### Provided records
········
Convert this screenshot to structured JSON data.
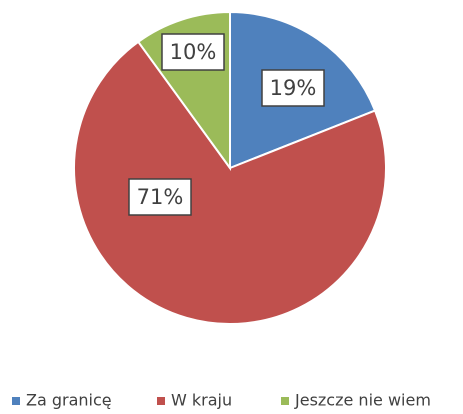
{
  "chart_data": {
    "type": "pie",
    "categories": [
      "Za granicę",
      "W kraju",
      "Jeszcze nie wiem"
    ],
    "values": [
      19,
      71,
      10
    ],
    "value_labels": [
      "19%",
      "71%",
      "10%"
    ],
    "colors": [
      "#4f81bd",
      "#c0504d",
      "#9bbb59"
    ],
    "legend": "bottom"
  }
}
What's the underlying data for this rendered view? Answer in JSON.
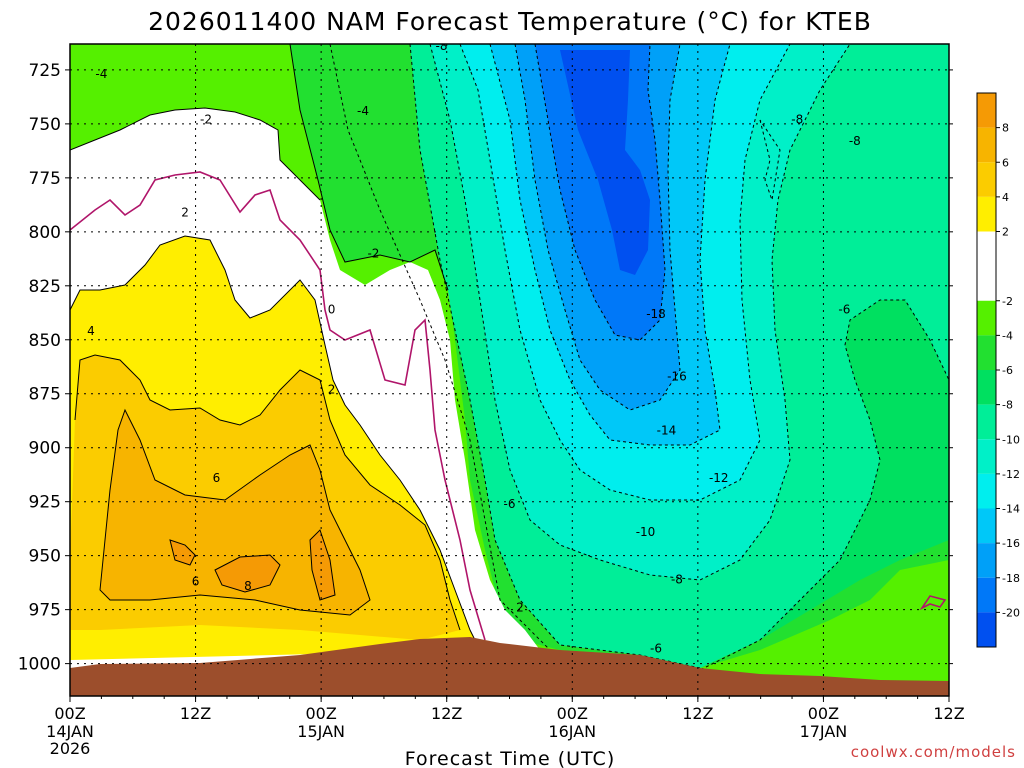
{
  "chart_data": {
    "type": "heatmap",
    "title": "2026011400 NAM Forecast Temperature (°C) for KTEB",
    "xlabel": "Forecast Time (UTC)",
    "ylabel": "",
    "x_ticks": [
      "00Z",
      "12Z",
      "00Z",
      "12Z",
      "00Z",
      "12Z",
      "00Z",
      "12Z"
    ],
    "x_tick_hours": [
      0,
      12,
      24,
      36,
      48,
      60,
      72,
      84
    ],
    "x_day_labels": [
      {
        "hour": 0,
        "lines": [
          "14JAN",
          "2026"
        ]
      },
      {
        "hour": 24,
        "lines": [
          "15JAN"
        ]
      },
      {
        "hour": 48,
        "lines": [
          "16JAN"
        ]
      },
      {
        "hour": 72,
        "lines": [
          "17JAN"
        ]
      }
    ],
    "xlim_hours": [
      0,
      84
    ],
    "y_ticks": [
      725,
      750,
      775,
      800,
      825,
      850,
      875,
      900,
      925,
      950,
      975,
      1000
    ],
    "ylim_hPa": [
      1015,
      713
    ],
    "grid": true,
    "colorbar": {
      "position": "right",
      "ticks": [
        8,
        6,
        4,
        2,
        -2,
        -4,
        -6,
        -8,
        -10,
        -12,
        -14,
        -16,
        -18,
        -20
      ],
      "bands": [
        {
          "from": 10,
          "to": 8,
          "color": "#f59a05"
        },
        {
          "from": 8,
          "to": 6,
          "color": "#f7b400"
        },
        {
          "from": 6,
          "to": 4,
          "color": "#fbcc00"
        },
        {
          "from": 4,
          "to": 2,
          "color": "#ffee00"
        },
        {
          "from": 2,
          "to": -2,
          "color": "#ffffff"
        },
        {
          "from": -2,
          "to": -4,
          "color": "#55f000"
        },
        {
          "from": -4,
          "to": -6,
          "color": "#22e030"
        },
        {
          "from": -6,
          "to": -8,
          "color": "#00e060"
        },
        {
          "from": -8,
          "to": -10,
          "color": "#00ee98"
        },
        {
          "from": -10,
          "to": -12,
          "color": "#00f0c8"
        },
        {
          "from": -12,
          "to": -14,
          "color": "#00eeee"
        },
        {
          "from": -14,
          "to": -16,
          "color": "#00c8f8"
        },
        {
          "from": -16,
          "to": -18,
          "color": "#00a0f8"
        },
        {
          "from": -18,
          "to": -20,
          "color": "#0078f8"
        },
        {
          "from": -20,
          "to": -22,
          "color": "#0050f0"
        }
      ]
    },
    "ground_color": "#9c4e2c",
    "freezing_line_color": "#b0156a",
    "contour_labels": [
      {
        "text": "-4",
        "hour": 3,
        "p": 727
      },
      {
        "text": "-2",
        "hour": 13,
        "p": 748
      },
      {
        "text": "-4",
        "hour": 28,
        "p": 744
      },
      {
        "text": "-8",
        "hour": 35.5,
        "p": 714
      },
      {
        "text": "-8",
        "hour": 69.5,
        "p": 748
      },
      {
        "text": "-8",
        "hour": 75,
        "p": 758
      },
      {
        "text": "2",
        "hour": 11,
        "p": 791
      },
      {
        "text": "-2",
        "hour": 29,
        "p": 810
      },
      {
        "text": "0",
        "hour": 25,
        "p": 836
      },
      {
        "text": "4",
        "hour": 2,
        "p": 846
      },
      {
        "text": "-18",
        "hour": 56,
        "p": 838
      },
      {
        "text": "-6",
        "hour": 74,
        "p": 836
      },
      {
        "text": "2",
        "hour": 25,
        "p": 873
      },
      {
        "text": "-16",
        "hour": 58,
        "p": 867
      },
      {
        "text": "-14",
        "hour": 57,
        "p": 892
      },
      {
        "text": "6",
        "hour": 14,
        "p": 914
      },
      {
        "text": "-6",
        "hour": 42,
        "p": 926
      },
      {
        "text": "-12",
        "hour": 62,
        "p": 914
      },
      {
        "text": "-10",
        "hour": 55,
        "p": 939
      },
      {
        "text": "6",
        "hour": 12,
        "p": 962
      },
      {
        "text": "8",
        "hour": 17,
        "p": 964
      },
      {
        "text": "-8",
        "hour": 58,
        "p": 961
      },
      {
        "text": "2",
        "hour": 43,
        "p": 974
      },
      {
        "text": "-6",
        "hour": 56,
        "p": 993
      }
    ]
  },
  "credit": "coolwx.com/models"
}
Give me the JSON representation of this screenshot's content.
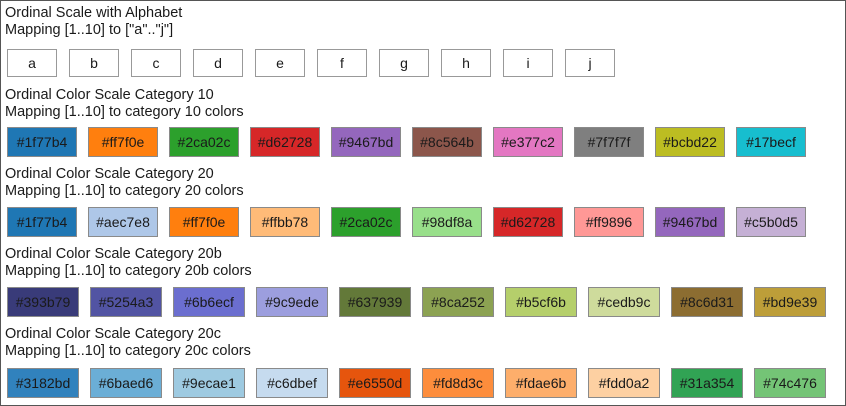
········
### Given instruction
Output an exact copy of the material, with the pictures removed.

### Exercise answer
Convert this screenshot to structured JSON data.
{
  "chart_data": {
    "type": "pie",
    "categories": [
      "Za granicę",
      "W kraju",
      "Jeszcze nie wiem"
    ],
    "values": [
      19,
      71,
      10
    ],
    "value_labels": [
      "19%",
      "71%",
      "10%"
    ],
    "colors": [
      "#4f81bd",
      "#c0504d",
      "#9bbb59"
    ],
    "legend": "bottom"
  }
}
What's the underlying data for this rendered view? Answer in JSON.
{
  "chart_data": {
    "type": "heatmap",
    "title": "2026011400 NAM Forecast Temperature (°C) for KTEB",
    "xlabel": "Forecast Time (UTC)",
    "ylabel": "",
    "x_ticks": [
      "00Z",
      "12Z",
      "00Z",
      "12Z",
      "00Z",
      "12Z",
      "00Z",
      "12Z"
    ],
    "x_tick_hours": [
      0,
      12,
      24,
      36,
      48,
      60,
      72,
      84
    ],
    "x_day_labels": [
      {
        "hour": 0,
        "lines": [
          "14JAN",
          "2026"
        ]
      },
      {
        "hour": 24,
        "lines": [
          "15JAN"
        ]
      },
      {
        "hour": 48,
        "lines": [
          "16JAN"
        ]
      },
      {
        "hour": 72,
        "lines": [
          "17JAN"
        ]
      }
    ],
    "xlim_hours": [
      0,
      84
    ],
    "y_ticks": [
      725,
      750,
      775,
      800,
      825,
      850,
      875,
      900,
      925,
      950,
      975,
      1000
    ],
    "ylim_hPa": [
      1015,
      713
    ],
    "grid": true,
    "colorbar": {
      "position": "right",
      "ticks": [
        8,
        6,
        4,
        2,
        -2,
        -4,
        -6,
        -8,
        -10,
        -12,
        -14,
        -16,
        -18,
        -20
      ],
      "bands": [
        {
          "from": 10,
          "to": 8,
          "color": "#f59a05"
        },
        {
          "from": 8,
          "to": 6,
          "color": "#f7b400"
        },
        {
          "from": 6,
          "to": 4,
          "color": "#fbcc00"
        },
        {
          "from": 4,
          "to": 2,
          "color": "#ffee00"
        },
        {
          "from": 2,
          "to": -2,
          "color": "#ffffff"
        },
        {
          "from": -2,
          "to": -4,
          "color": "#55f000"
        },
        {
          "from": -4,
          "to": -6,
          "color": "#22e030"
        },
        {
          "from": -6,
          "to": -8,
          "color": "#00e060"
        },
        {
          "from": -8,
          "to": -10,
          "color": "#00ee98"
        },
        {
          "from": -10,
          "to": -12,
          "color": "#00f0c8"
        },
        {
          "from": -12,
          "to": -14,
          "color": "#00eeee"
        },
        {
          "from": -14,
          "to": -16,
          "color": "#00c8f8"
        },
        {
          "from": -16,
          "to": -18,
          "color": "#00a0f8"
        },
        {
          "from": -18,
          "to": -20,
          "color": "#0078f8"
        },
        {
          "from": -20,
          "to": -22,
          "color": "#0050f0"
        }
      ]
    },
    "ground_color": "#9c4e2c",
    "freezing_line_color": "#b0156a",
    "contour_labels": [
      {
        "text": "-4",
        "hour": 3,
        "p": 727
      },
      {
        "text": "-2",
        "hour": 13,
        "p": 748
      },
      {
        "text": "-4",
        "hour": 28,
        "p": 744
      },
      {
        "text": "-8",
        "hour": 35.5,
        "p": 714
      },
      {
        "text": "-8",
        "hour": 69.5,
        "p": 748
      },
      {
        "text": "-8",
        "hour": 75,
        "p": 758
      },
      {
        "text": "2",
        "hour": 11,
        "p": 791
      },
      {
        "text": "-2",
        "hour": 29,
        "p": 810
      },
      {
        "text": "0",
        "hour": 25,
        "p": 836
      },
      {
        "text": "4",
        "hour": 2,
        "p": 846
      },
      {
        "text": "-18",
        "hour": 56,
        "p": 838
      },
      {
        "text": "-6",
        "hour": 74,
        "p": 836
      },
      {
        "text": "2",
        "hour": 25,
        "p": 873
      },
      {
        "text": "-16",
        "hour": 58,
        "p": 867
      },
      {
        "text": "-14",
        "hour": 57,
        "p": 892
      },
      {
        "text": "6",
        "hour": 14,
        "p": 914
      },
      {
        "text": "-6",
        "hour": 42,
        "p": 926
      },
      {
        "text": "-12",
        "hour": 62,
        "p": 914
      },
      {
        "text": "-10",
        "hour": 55,
        "p": 939
      },
      {
        "text": "6",
        "hour": 12,
        "p": 962
      },
      {
        "text": "8",
        "hour": 17,
        "p": 964
      },
      {
        "text": "-8",
        "hour": 58,
        "p": 961
      },
      {
        "text": "2",
        "hour": 43,
        "p": 974
      },
      {
        "text": "-6",
        "hour": 56,
        "p": 993
      }
    ]
  },
  "credit": "coolwx.com/models"
}
Give me the JSON representation of this screenshot's content.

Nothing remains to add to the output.